## start

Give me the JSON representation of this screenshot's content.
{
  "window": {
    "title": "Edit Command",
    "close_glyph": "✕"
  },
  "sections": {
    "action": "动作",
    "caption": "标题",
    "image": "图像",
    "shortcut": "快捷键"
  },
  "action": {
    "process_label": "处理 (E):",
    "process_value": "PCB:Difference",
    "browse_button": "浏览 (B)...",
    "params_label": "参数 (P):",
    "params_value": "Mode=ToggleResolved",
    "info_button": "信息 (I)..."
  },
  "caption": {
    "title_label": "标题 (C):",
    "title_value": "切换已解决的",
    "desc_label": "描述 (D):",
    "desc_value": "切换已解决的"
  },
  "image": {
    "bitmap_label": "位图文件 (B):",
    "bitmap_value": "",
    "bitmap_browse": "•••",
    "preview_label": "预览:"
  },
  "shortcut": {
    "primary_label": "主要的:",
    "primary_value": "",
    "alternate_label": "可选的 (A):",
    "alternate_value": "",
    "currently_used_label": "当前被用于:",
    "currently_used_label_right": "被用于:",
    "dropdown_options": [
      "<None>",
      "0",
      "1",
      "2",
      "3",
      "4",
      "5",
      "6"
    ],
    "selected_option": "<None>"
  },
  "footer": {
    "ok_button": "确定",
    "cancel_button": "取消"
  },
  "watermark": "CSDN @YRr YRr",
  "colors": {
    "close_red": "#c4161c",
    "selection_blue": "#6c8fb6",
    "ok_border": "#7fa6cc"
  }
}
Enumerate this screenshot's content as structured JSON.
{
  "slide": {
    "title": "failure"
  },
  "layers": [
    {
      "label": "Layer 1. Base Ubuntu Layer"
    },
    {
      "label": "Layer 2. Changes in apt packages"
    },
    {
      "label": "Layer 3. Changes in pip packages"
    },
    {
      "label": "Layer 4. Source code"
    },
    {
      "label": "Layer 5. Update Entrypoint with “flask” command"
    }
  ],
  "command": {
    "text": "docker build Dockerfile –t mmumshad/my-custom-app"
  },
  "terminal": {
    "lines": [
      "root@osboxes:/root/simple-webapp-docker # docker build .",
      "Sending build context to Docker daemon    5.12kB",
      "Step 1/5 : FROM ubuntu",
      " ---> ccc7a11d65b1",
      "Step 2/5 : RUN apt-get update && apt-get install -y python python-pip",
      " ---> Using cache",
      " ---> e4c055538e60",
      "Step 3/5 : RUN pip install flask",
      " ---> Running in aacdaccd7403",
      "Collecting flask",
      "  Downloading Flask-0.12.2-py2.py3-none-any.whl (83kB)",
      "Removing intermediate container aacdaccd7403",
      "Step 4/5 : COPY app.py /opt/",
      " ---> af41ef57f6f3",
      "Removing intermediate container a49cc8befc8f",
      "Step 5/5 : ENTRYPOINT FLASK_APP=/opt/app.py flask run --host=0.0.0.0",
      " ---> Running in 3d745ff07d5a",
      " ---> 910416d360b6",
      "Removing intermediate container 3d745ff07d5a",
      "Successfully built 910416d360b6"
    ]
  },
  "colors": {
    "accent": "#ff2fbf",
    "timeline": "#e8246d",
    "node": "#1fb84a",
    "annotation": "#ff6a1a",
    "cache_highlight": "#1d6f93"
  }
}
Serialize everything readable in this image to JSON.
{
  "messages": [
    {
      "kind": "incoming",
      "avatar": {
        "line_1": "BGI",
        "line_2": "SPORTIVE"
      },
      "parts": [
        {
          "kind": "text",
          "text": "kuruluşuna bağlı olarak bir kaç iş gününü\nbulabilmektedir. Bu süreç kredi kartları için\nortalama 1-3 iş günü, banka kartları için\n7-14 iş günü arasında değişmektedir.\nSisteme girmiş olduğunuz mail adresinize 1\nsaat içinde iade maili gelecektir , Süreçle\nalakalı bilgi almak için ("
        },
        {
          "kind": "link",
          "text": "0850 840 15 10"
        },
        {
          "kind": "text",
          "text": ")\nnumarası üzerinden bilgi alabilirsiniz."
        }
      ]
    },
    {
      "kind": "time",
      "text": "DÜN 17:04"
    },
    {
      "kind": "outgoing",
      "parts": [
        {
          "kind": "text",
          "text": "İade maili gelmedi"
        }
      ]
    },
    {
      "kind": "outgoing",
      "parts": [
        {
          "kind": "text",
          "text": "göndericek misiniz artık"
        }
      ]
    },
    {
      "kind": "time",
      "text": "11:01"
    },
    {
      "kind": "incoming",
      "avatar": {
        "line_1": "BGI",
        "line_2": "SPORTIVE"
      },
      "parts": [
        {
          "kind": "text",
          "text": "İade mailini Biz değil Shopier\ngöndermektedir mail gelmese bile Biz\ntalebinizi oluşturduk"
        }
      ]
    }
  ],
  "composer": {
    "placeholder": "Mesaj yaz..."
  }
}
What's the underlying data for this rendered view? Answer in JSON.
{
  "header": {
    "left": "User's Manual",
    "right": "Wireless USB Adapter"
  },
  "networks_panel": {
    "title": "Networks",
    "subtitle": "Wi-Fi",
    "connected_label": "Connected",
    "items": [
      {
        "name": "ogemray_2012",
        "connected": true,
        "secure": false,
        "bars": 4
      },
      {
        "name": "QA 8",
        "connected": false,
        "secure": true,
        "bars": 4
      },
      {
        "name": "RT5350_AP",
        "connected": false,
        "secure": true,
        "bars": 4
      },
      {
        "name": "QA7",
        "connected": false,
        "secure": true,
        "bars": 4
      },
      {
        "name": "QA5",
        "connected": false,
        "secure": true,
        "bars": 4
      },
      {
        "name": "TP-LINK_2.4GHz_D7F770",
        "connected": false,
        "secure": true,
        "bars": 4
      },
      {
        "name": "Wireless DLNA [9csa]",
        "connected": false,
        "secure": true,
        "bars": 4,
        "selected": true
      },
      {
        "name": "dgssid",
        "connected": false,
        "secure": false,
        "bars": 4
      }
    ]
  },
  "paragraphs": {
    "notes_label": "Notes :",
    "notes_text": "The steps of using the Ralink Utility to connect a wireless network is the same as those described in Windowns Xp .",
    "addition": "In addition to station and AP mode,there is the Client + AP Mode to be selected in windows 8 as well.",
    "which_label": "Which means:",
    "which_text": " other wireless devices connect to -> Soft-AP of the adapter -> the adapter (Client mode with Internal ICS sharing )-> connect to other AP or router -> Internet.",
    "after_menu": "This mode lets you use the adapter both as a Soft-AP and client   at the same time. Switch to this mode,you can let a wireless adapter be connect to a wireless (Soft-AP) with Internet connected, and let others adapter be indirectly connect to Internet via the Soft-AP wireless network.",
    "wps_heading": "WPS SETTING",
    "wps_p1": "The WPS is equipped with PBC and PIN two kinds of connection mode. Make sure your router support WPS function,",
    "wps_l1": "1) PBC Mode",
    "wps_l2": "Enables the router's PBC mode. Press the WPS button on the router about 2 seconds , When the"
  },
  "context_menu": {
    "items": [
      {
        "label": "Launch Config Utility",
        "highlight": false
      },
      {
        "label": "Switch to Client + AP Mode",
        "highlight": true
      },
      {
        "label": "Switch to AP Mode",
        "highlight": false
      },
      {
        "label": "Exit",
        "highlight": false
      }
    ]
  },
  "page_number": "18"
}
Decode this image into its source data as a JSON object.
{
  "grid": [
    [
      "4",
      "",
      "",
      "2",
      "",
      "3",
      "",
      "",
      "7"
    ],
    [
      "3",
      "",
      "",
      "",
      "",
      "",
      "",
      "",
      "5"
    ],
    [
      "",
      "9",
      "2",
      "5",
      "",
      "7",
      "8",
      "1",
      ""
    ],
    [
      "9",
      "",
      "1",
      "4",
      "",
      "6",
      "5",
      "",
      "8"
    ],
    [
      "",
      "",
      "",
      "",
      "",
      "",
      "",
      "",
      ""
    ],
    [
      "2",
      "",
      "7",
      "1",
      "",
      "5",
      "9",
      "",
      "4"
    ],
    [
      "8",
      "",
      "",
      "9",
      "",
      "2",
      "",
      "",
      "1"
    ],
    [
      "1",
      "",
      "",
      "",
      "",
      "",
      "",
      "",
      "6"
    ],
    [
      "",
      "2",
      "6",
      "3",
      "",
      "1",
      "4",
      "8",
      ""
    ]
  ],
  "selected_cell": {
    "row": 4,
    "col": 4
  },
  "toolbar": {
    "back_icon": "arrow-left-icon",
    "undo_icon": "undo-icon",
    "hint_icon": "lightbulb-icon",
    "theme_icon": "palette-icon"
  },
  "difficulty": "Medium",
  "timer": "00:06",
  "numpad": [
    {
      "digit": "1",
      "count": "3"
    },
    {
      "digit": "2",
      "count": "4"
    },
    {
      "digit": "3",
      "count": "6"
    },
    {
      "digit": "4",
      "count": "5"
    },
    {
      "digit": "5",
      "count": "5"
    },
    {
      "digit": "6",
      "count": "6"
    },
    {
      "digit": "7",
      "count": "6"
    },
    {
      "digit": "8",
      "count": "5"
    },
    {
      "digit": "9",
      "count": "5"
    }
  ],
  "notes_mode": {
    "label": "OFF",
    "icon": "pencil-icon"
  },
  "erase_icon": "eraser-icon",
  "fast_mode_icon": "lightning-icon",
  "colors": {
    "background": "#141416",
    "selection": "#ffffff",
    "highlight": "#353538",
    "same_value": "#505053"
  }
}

## end

What you have to do: Using the records above, pull out each line where the word "icon" occurs.

Result:
    "back_icon": "arrow-left-icon",
    "undo_icon": "undo-icon",
    "hint_icon": "lightbulb-icon",
    "theme_icon": "palette-icon"
    "icon": "pencil-icon"
  "erase_icon": "eraser-icon",
  "fast_mode_icon": "lightning-icon",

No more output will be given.